Chart and figure data
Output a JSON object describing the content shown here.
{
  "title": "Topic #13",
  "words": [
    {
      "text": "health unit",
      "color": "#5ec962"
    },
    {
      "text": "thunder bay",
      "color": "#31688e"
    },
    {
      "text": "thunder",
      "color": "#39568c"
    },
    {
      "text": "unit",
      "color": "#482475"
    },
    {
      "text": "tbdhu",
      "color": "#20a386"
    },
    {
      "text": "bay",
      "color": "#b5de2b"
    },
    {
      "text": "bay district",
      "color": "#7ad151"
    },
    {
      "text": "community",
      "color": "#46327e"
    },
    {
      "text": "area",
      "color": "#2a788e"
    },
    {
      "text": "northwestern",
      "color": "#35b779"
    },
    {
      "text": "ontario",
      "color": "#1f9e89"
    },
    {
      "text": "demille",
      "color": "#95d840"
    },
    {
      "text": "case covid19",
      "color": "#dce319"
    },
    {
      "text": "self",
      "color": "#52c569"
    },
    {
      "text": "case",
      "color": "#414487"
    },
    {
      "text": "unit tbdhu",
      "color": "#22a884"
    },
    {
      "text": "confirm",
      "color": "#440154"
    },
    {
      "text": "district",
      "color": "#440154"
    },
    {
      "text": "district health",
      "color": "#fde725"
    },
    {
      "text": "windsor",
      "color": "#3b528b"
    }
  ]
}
---
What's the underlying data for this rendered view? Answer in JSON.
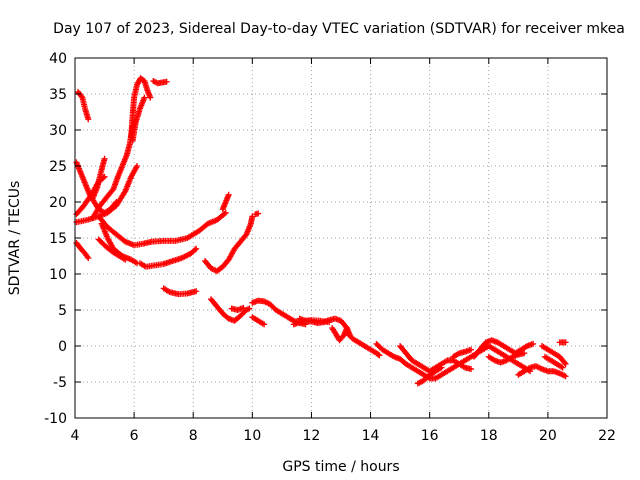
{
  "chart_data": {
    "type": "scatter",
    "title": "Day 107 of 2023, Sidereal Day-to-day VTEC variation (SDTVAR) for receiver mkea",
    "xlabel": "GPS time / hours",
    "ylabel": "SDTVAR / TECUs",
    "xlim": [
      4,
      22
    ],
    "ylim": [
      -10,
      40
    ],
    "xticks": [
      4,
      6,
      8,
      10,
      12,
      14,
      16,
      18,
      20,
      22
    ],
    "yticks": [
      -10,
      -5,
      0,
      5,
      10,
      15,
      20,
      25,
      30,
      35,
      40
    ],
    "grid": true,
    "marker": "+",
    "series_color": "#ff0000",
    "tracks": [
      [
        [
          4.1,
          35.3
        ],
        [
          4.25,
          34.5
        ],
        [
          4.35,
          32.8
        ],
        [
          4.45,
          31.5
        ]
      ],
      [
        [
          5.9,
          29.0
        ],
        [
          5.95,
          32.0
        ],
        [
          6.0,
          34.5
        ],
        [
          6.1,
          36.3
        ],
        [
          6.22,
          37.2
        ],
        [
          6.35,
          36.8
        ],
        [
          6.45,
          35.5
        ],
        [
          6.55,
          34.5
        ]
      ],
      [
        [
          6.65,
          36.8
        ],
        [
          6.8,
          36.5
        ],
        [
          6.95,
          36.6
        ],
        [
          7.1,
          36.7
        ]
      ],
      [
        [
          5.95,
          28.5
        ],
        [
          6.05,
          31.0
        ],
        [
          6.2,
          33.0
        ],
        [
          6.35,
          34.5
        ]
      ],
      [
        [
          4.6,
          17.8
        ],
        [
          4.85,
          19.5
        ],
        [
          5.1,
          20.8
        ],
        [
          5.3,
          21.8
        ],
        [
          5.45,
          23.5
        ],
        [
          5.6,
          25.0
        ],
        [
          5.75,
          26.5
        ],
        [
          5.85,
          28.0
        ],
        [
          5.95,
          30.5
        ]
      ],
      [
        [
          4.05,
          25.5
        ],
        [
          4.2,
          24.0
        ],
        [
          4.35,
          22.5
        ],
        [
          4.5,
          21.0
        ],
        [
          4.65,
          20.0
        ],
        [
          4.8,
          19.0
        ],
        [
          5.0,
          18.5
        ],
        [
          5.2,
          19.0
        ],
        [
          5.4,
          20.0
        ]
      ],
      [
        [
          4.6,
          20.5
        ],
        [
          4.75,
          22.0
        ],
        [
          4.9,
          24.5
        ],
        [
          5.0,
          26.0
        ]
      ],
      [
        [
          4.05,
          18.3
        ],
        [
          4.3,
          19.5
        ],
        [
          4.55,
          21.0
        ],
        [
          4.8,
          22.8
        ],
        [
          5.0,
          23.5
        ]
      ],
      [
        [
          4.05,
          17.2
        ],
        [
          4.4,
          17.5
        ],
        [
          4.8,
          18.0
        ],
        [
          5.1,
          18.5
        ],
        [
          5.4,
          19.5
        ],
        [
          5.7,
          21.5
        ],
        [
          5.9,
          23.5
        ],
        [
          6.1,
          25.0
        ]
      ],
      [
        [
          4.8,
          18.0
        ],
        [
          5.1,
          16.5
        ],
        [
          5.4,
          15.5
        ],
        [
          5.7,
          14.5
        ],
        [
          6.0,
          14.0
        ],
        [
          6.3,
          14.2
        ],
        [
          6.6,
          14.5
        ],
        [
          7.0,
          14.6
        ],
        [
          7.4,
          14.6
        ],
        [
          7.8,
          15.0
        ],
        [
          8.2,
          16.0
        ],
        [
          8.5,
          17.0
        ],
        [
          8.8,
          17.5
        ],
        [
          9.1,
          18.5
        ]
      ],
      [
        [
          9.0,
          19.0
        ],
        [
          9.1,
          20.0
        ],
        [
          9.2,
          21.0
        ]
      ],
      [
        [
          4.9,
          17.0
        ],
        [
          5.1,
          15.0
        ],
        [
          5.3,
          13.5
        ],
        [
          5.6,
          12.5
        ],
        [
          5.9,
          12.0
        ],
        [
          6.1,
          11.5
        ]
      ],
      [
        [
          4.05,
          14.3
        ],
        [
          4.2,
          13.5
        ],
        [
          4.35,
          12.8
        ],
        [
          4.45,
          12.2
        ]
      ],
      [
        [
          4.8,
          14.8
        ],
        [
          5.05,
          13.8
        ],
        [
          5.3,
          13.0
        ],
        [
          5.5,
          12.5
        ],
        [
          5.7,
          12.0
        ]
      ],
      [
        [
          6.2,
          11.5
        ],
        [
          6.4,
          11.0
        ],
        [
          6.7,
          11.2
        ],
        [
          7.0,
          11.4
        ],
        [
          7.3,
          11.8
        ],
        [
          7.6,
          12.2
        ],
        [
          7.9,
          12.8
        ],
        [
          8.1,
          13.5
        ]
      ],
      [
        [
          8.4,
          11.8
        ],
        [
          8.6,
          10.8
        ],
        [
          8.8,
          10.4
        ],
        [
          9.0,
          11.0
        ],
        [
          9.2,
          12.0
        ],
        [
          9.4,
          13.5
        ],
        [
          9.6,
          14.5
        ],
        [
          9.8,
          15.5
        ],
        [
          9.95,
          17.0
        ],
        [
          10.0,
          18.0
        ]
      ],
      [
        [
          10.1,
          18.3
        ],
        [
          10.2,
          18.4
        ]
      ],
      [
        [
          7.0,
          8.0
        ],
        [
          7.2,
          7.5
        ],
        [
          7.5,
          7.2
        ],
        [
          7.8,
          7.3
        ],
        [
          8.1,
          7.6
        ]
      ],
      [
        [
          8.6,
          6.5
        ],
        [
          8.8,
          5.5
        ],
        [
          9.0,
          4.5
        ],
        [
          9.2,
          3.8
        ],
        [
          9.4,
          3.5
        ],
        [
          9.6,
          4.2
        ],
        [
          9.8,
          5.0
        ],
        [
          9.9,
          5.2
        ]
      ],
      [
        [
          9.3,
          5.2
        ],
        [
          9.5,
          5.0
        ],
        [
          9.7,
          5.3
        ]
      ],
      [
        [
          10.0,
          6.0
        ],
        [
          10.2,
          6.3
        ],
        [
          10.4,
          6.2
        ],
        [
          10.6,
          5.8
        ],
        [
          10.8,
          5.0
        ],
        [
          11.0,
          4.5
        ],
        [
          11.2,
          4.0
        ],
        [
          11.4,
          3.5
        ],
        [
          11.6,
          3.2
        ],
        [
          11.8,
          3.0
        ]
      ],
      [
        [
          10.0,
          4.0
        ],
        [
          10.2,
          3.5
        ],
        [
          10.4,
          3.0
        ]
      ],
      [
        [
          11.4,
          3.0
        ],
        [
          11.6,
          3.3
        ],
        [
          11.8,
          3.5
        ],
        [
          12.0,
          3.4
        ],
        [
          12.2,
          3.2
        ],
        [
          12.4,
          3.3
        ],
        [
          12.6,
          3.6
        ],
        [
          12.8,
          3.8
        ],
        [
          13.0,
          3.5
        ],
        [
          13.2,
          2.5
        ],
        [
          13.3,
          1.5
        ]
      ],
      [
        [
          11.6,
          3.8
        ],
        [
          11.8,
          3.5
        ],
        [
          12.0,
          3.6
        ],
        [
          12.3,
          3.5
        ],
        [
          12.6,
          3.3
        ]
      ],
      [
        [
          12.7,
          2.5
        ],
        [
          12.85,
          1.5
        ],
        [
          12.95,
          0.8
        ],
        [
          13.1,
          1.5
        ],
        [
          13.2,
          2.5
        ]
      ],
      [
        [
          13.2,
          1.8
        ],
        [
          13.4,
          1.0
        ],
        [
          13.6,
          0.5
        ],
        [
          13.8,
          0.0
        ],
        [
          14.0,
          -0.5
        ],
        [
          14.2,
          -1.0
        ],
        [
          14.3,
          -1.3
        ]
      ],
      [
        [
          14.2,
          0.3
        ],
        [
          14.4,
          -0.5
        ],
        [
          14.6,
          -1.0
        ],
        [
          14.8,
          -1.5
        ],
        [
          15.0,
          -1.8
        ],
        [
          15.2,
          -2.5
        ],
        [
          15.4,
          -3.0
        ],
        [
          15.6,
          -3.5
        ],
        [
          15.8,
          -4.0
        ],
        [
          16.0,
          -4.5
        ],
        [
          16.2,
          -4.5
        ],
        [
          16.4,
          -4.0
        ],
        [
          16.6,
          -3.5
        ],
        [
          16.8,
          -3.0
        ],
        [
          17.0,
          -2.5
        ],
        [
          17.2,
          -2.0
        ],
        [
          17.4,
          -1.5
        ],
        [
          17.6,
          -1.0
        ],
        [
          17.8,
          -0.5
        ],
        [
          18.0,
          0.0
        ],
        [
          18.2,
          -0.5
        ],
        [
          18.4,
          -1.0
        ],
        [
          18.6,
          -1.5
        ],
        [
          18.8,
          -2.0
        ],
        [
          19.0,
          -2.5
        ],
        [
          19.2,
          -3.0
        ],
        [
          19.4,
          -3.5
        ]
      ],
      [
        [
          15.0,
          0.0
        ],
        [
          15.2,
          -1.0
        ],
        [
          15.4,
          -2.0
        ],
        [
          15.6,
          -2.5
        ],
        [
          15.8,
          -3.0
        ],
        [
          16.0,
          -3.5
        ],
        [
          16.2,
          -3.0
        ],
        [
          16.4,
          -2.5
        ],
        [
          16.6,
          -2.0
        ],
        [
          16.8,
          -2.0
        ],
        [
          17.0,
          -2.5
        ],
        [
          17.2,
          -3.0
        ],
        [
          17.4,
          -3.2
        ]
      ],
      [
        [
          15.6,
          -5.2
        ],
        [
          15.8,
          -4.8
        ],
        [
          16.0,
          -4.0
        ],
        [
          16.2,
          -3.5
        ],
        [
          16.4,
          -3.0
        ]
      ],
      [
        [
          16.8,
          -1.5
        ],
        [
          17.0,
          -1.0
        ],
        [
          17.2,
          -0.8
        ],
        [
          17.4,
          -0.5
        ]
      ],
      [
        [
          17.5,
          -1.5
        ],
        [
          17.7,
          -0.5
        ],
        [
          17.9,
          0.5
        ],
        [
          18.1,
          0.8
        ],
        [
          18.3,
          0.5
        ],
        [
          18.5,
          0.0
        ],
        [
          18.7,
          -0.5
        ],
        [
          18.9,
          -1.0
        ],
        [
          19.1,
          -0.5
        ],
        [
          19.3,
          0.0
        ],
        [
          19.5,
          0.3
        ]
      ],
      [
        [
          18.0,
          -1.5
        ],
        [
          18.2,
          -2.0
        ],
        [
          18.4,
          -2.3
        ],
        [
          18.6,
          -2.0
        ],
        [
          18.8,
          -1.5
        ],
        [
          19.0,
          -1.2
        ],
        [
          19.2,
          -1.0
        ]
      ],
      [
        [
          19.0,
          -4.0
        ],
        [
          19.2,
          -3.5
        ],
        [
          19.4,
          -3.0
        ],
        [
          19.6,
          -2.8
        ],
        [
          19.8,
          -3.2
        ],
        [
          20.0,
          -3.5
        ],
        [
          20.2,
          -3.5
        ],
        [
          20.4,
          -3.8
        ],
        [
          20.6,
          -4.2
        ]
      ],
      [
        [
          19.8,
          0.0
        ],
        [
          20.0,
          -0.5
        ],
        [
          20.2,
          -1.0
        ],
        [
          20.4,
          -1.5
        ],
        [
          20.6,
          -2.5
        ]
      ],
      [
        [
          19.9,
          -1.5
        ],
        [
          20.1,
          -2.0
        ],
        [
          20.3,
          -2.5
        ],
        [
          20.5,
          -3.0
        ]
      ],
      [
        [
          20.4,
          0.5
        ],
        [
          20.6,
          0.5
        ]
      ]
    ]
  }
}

### REQUIRED WORK
Copy every line of the entries above in which "title" occurs.

### EXERCISE RESPONSE
  "title": "Topic #13",
    "title": "Day 107 of 2023, Sidereal Day-to-day VTEC variation (SDTVAR) for receiver mkea",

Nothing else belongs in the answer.